(Region boundary data)
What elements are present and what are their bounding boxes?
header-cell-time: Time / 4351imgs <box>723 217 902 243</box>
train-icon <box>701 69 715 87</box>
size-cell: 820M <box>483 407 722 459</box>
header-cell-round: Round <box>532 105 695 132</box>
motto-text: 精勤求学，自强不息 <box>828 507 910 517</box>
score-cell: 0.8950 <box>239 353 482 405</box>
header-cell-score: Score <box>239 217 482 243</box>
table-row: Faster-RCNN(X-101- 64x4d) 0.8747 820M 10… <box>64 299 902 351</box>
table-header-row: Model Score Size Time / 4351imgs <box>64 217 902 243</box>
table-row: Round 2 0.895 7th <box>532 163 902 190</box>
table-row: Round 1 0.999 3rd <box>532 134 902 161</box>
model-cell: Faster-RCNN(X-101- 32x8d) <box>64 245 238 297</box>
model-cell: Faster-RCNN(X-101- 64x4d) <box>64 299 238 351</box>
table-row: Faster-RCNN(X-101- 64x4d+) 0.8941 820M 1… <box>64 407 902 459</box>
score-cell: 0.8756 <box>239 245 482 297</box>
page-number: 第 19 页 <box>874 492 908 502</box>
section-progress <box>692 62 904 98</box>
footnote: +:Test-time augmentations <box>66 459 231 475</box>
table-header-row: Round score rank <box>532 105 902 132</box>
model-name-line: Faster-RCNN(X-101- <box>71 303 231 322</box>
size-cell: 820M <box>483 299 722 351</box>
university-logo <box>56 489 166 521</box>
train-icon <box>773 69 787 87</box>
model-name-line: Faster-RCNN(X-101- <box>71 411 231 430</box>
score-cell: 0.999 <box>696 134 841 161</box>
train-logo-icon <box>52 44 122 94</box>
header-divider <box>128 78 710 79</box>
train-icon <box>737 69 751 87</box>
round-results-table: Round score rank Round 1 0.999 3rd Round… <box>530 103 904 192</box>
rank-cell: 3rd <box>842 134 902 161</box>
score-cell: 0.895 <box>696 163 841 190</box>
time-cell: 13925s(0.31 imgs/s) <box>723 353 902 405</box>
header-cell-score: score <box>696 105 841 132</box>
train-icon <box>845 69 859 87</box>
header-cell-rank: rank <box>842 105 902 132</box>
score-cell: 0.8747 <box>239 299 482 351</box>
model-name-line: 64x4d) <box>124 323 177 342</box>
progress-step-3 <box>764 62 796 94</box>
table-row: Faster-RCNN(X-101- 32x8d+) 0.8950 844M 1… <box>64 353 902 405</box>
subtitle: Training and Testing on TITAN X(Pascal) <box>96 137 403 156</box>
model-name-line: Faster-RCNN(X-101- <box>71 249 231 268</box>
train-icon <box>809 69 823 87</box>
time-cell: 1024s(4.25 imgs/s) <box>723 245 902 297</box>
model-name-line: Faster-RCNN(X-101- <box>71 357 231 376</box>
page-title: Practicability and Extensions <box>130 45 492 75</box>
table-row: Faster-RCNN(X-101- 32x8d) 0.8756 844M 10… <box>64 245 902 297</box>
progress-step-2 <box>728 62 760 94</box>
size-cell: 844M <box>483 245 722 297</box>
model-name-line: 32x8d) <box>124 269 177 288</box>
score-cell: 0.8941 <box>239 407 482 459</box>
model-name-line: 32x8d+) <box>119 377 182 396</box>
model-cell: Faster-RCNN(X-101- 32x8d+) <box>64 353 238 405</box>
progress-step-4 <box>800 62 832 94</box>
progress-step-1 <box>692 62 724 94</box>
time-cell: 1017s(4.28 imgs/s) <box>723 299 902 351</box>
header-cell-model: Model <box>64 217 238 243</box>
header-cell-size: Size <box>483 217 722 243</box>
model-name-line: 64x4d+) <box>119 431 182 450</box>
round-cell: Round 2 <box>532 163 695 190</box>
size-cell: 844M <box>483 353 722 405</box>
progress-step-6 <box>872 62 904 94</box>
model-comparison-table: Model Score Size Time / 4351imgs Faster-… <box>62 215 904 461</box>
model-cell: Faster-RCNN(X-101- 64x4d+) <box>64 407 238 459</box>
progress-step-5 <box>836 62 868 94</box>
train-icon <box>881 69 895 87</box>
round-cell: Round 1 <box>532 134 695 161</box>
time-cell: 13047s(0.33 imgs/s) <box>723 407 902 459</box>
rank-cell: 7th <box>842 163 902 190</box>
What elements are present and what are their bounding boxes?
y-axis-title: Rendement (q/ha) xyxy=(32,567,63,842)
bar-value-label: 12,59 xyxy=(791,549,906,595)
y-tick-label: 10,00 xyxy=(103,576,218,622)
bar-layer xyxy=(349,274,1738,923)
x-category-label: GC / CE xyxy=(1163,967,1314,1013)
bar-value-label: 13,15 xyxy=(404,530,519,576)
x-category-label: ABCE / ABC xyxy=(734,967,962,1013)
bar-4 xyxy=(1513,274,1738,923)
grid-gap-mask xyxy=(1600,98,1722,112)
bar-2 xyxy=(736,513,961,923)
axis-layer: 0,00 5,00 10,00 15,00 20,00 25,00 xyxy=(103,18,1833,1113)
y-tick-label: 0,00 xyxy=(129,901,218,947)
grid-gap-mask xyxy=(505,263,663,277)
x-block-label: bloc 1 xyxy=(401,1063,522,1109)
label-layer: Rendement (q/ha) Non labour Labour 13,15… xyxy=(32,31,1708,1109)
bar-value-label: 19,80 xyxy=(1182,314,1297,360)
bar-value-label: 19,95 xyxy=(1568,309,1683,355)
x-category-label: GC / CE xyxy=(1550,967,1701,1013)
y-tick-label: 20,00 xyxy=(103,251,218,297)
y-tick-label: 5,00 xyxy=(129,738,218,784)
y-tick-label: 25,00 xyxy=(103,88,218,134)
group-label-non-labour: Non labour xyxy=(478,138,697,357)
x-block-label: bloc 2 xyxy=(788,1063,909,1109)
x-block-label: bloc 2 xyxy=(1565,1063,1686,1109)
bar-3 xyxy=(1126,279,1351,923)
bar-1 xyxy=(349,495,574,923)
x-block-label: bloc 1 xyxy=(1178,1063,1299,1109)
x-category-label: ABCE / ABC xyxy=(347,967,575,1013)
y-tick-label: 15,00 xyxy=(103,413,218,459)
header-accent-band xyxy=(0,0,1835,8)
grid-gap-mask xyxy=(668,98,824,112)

**EXERCISE GOAL**
Repeat the stretch of records from the start through the line containing "model-cell: Faster-RCNN(X-101- 32x8d)", both ends included, keeping every line the same.

**SOLUTION FOR THIS PROBLEM**
What elements are present and what are their bounding boxes?
header-cell-time: Time / 4351imgs <box>723 217 902 243</box>
train-icon <box>701 69 715 87</box>
size-cell: 820M <box>483 407 722 459</box>
header-cell-round: Round <box>532 105 695 132</box>
motto-text: 精勤求学，自强不息 <box>828 507 910 517</box>
score-cell: 0.8950 <box>239 353 482 405</box>
header-cell-score: Score <box>239 217 482 243</box>
table-row: Faster-RCNN(X-101- 64x4d) 0.8747 820M 10… <box>64 299 902 351</box>
table-header-row: Model Score Size Time / 4351imgs <box>64 217 902 243</box>
table-row: Round 2 0.895 7th <box>532 163 902 190</box>
table-row: Round 1 0.999 3rd <box>532 134 902 161</box>
model-cell: Faster-RCNN(X-101- 32x8d) <box>64 245 238 297</box>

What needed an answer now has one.